**RAW RECORDS:**
___

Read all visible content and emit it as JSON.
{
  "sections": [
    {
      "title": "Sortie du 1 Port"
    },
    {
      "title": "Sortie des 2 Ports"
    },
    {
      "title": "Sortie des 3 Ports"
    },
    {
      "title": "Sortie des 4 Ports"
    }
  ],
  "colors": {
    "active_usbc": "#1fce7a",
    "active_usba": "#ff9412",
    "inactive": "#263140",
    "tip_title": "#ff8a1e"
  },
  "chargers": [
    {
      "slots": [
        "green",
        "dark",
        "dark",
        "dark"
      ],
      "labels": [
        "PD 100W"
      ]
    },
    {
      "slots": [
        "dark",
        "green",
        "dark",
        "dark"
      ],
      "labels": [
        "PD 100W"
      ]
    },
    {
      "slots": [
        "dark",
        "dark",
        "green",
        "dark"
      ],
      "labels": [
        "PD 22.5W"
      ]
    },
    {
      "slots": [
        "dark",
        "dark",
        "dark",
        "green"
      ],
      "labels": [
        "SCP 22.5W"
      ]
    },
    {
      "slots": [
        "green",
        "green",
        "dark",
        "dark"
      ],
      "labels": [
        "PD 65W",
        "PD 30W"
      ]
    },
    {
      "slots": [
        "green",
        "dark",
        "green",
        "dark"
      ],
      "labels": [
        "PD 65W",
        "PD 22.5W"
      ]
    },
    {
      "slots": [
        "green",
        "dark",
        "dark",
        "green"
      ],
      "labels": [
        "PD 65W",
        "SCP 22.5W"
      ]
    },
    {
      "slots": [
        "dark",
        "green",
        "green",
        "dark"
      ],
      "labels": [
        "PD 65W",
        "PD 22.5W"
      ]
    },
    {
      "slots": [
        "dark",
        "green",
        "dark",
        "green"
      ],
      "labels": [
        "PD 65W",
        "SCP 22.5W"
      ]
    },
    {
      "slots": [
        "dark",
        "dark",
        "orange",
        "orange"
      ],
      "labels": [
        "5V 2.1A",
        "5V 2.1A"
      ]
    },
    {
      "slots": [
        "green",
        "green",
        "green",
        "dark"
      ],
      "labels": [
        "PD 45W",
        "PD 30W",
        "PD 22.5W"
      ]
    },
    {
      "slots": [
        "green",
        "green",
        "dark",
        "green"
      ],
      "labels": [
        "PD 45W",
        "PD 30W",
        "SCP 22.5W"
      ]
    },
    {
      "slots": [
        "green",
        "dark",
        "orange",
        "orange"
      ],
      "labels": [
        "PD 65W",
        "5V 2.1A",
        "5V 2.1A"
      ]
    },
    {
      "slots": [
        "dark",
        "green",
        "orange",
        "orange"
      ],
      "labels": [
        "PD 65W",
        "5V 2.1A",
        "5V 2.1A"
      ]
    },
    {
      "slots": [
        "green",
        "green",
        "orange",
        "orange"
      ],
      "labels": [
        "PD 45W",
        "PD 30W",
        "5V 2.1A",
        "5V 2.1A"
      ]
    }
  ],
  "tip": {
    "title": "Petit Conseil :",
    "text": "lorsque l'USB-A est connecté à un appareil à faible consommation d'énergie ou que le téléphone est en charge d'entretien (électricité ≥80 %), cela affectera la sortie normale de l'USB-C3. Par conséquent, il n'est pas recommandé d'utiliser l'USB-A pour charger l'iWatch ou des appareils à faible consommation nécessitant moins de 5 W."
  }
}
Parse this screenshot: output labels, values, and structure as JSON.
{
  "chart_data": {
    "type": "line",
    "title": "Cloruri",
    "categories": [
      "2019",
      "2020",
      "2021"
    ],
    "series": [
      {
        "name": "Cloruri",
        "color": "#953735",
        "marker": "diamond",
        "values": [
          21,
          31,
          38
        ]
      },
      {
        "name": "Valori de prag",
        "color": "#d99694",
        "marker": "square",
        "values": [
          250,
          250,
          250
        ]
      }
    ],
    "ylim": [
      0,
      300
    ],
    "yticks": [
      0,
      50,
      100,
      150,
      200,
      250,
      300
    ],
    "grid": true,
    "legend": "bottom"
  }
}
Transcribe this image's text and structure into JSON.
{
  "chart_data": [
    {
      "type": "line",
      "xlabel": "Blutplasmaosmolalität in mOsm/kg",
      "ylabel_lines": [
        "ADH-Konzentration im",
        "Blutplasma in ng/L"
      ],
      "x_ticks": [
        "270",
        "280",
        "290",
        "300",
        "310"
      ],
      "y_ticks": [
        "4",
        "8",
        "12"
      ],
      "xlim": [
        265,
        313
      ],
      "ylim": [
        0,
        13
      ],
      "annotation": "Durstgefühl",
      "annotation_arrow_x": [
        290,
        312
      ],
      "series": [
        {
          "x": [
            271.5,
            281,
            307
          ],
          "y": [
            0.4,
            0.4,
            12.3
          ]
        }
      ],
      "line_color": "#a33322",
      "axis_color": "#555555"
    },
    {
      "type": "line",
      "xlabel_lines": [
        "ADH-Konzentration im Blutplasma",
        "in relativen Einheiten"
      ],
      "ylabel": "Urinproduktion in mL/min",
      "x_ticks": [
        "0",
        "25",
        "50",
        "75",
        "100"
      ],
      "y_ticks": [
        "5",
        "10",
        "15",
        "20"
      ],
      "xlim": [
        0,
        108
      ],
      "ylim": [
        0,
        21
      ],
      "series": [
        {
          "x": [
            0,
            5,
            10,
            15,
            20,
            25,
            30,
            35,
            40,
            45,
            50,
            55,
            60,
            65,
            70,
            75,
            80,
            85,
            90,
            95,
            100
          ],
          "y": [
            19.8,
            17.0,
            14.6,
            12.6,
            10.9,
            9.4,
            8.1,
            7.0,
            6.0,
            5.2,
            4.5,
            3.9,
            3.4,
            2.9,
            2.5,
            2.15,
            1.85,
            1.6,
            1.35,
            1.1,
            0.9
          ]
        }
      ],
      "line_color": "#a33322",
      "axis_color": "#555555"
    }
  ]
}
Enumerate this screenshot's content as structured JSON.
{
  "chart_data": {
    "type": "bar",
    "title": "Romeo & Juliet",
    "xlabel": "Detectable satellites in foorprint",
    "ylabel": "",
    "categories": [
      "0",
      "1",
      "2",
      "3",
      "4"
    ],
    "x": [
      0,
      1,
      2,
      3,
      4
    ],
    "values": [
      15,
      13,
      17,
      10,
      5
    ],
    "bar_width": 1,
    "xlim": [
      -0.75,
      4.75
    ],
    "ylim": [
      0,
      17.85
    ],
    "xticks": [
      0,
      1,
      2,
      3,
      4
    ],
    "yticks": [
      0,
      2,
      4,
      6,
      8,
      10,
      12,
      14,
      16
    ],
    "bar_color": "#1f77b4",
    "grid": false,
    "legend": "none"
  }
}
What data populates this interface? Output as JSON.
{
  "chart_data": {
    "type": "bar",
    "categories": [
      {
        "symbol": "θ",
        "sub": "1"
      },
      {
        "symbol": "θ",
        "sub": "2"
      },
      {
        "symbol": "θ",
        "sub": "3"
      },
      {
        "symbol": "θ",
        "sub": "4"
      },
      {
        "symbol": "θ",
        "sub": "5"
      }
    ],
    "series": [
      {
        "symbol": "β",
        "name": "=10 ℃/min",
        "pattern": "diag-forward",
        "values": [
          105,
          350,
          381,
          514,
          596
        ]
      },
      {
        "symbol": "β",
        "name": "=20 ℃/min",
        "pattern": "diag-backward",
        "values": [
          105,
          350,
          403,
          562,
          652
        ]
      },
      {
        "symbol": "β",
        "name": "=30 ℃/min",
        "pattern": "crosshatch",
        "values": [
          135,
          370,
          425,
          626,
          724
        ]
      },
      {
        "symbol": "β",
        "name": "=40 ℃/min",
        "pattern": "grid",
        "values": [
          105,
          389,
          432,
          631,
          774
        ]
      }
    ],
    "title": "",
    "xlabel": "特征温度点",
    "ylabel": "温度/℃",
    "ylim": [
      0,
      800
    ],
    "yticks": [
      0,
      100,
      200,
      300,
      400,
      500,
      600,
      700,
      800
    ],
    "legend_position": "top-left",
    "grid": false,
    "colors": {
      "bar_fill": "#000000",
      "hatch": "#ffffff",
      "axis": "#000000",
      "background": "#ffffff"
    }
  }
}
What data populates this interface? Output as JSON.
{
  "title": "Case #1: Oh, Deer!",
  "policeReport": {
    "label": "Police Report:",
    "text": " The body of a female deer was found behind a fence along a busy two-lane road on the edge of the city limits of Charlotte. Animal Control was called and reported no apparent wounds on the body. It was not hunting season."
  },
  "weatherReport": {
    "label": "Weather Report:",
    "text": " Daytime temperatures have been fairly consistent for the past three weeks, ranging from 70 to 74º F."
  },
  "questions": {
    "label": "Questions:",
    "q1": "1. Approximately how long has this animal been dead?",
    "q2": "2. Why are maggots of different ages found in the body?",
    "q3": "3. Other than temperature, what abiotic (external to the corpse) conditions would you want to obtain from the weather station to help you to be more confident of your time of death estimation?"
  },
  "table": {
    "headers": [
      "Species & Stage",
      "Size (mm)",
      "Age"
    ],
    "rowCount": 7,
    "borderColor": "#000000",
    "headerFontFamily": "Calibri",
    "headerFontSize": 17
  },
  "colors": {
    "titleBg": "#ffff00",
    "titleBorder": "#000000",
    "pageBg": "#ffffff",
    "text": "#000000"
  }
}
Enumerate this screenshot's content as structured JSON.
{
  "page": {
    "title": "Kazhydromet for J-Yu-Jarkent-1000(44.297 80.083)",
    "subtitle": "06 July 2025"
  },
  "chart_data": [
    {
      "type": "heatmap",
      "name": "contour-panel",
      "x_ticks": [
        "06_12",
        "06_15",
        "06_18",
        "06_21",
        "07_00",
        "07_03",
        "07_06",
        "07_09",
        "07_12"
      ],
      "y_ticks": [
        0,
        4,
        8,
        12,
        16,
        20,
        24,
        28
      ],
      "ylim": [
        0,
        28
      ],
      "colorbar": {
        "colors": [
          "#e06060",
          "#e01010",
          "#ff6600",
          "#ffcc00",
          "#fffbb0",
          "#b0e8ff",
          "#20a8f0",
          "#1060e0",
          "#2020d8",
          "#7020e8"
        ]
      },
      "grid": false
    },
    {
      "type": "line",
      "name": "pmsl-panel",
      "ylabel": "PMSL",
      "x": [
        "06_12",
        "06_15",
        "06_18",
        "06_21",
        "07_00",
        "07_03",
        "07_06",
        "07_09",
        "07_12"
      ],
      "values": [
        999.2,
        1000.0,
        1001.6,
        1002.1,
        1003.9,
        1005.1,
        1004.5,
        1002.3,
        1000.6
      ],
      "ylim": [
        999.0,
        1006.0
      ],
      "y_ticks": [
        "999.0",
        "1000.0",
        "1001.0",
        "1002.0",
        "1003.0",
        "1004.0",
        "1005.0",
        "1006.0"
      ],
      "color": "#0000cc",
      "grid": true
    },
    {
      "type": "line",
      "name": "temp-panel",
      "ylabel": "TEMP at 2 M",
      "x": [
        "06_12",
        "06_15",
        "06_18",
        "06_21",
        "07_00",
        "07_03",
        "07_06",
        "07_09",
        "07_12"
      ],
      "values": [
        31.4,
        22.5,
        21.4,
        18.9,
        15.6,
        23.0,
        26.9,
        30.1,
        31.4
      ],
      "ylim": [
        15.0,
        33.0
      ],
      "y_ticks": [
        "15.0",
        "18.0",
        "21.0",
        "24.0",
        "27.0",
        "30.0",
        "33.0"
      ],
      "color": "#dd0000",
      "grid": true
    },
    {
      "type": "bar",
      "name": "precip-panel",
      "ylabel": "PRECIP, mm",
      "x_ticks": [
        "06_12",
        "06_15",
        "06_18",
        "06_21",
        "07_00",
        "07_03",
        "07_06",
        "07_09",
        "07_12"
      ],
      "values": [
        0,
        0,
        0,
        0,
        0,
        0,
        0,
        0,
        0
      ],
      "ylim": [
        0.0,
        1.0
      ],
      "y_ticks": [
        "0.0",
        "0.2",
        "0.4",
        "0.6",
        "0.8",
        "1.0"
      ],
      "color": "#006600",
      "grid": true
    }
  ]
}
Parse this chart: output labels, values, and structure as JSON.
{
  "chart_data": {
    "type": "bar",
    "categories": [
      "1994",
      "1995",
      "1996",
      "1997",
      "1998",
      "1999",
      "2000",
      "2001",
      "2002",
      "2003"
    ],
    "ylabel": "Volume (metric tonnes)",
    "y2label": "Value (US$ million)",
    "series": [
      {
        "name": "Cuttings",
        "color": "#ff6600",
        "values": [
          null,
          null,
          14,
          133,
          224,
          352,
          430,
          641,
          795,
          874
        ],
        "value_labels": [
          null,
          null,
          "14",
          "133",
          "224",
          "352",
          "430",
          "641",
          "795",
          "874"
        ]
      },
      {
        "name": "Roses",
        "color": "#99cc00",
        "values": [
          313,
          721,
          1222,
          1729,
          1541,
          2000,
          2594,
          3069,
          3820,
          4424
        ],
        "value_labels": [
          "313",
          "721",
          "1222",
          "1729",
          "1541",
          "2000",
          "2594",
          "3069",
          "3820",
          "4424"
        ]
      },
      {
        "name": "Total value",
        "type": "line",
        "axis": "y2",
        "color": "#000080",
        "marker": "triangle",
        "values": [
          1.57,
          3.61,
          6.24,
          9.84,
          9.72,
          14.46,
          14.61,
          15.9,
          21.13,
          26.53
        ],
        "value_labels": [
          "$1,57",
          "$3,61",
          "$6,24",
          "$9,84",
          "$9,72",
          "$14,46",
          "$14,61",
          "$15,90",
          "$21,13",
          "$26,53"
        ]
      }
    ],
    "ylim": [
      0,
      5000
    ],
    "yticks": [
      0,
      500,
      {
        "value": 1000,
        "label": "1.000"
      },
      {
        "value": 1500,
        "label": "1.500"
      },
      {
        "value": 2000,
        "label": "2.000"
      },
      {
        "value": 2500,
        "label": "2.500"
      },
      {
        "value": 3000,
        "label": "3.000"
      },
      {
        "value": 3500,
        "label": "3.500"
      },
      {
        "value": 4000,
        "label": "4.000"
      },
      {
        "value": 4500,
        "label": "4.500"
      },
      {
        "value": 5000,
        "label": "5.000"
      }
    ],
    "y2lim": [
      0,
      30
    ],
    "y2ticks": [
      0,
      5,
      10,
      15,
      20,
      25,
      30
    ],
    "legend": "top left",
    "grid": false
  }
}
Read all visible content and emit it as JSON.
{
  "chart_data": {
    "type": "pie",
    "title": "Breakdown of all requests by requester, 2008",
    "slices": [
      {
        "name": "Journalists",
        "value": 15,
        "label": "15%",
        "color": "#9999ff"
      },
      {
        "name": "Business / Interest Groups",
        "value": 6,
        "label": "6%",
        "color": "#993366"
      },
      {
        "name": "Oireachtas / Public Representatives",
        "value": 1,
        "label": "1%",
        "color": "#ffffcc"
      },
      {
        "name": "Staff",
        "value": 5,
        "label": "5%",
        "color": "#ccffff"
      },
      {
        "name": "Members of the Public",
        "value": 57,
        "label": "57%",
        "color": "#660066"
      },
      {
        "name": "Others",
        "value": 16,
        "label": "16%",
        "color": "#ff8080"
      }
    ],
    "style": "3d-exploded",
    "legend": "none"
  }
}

___

**WHAT IS NEEDED:** Copy each line in the data that holds the word "pattern".

**RESULT:**
        "pattern": "diag-forward",
        "pattern": "diag-backward",
        "pattern": "crosshatch",
        "pattern": "grid",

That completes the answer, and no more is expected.